*** Supplied information
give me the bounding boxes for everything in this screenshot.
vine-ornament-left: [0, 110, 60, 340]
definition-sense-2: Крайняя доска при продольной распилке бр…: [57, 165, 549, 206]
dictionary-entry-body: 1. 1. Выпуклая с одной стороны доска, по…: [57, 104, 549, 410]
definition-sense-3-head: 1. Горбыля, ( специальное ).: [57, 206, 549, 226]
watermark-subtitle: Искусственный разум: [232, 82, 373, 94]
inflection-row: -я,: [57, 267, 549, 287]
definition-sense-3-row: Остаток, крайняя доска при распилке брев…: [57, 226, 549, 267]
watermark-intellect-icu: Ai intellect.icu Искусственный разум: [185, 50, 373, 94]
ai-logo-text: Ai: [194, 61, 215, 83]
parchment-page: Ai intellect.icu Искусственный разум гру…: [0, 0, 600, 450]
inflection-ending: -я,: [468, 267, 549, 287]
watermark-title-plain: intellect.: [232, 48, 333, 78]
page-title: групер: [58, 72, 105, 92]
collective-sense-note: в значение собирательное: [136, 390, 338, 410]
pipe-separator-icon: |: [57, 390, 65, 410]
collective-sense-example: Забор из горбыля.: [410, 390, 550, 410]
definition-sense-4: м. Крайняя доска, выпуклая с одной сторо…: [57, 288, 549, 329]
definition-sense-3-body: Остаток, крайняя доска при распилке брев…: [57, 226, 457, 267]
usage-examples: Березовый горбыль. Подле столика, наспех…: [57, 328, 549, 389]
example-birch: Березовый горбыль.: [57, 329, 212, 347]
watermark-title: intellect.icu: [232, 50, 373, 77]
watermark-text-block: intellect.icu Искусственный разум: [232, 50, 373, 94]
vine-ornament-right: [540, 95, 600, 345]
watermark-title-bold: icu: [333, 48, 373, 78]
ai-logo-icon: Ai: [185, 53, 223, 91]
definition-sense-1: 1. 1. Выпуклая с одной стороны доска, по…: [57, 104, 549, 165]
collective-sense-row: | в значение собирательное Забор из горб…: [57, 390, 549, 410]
******
**Goal of the exercise**
Retype every line of the listing above without changing anything.

**The response**
give me the bounding boxes for everything in this screenshot.
vine-ornament-left: [0, 110, 60, 340]
definition-sense-2: Крайняя доска при продольной распилке бр…: [57, 165, 549, 206]
dictionary-entry-body: 1. 1. Выпуклая с одной стороны доска, по…: [57, 104, 549, 410]
definition-sense-3-head: 1. Горбыля, ( специальное ).: [57, 206, 549, 226]
watermark-subtitle: Искусственный разум: [232, 82, 373, 94]
inflection-row: -я,: [57, 267, 549, 287]
definition-sense-3-row: Остаток, крайняя доска при распилке брев…: [57, 226, 549, 267]
watermark-intellect-icu: Ai intellect.icu Искусственный разум: [185, 50, 373, 94]
ai-logo-text: Ai: [194, 61, 215, 83]
parchment-page: Ai intellect.icu Искусственный разум гру…: [0, 0, 600, 450]
inflection-ending: -я,: [468, 267, 549, 287]
watermark-title-plain: intellect.: [232, 48, 333, 78]
page-title: групер: [58, 72, 105, 92]
collective-sense-note: в значение собирательное: [136, 390, 338, 410]
pipe-separator-icon: |: [57, 390, 65, 410]
collective-sense-example: Забор из горбыля.: [410, 390, 550, 410]
definition-sense-4: м. Крайняя доска, выпуклая с одной сторо…: [57, 288, 549, 329]
definition-sense-3-body: Остаток, крайняя доска при распилке брев…: [57, 226, 457, 267]
usage-examples: Березовый горбыль. Подле столика, наспех…: [57, 328, 549, 389]
example-birch: Березовый горбыль.: [57, 329, 212, 347]
watermark-title: intellect.icu: [232, 50, 373, 77]
watermark-text-block: intellect.icu Искусственный разум: [232, 50, 373, 94]
vine-ornament-right: [540, 95, 600, 345]
watermark-title-bold: icu: [333, 48, 373, 78]
ai-logo-icon: Ai: [185, 53, 223, 91]
definition-sense-1: 1. 1. Выпуклая с одной стороны доска, по…: [57, 104, 549, 165]
collective-sense-row: | в значение собирательное Забор из горб…: [57, 390, 549, 410]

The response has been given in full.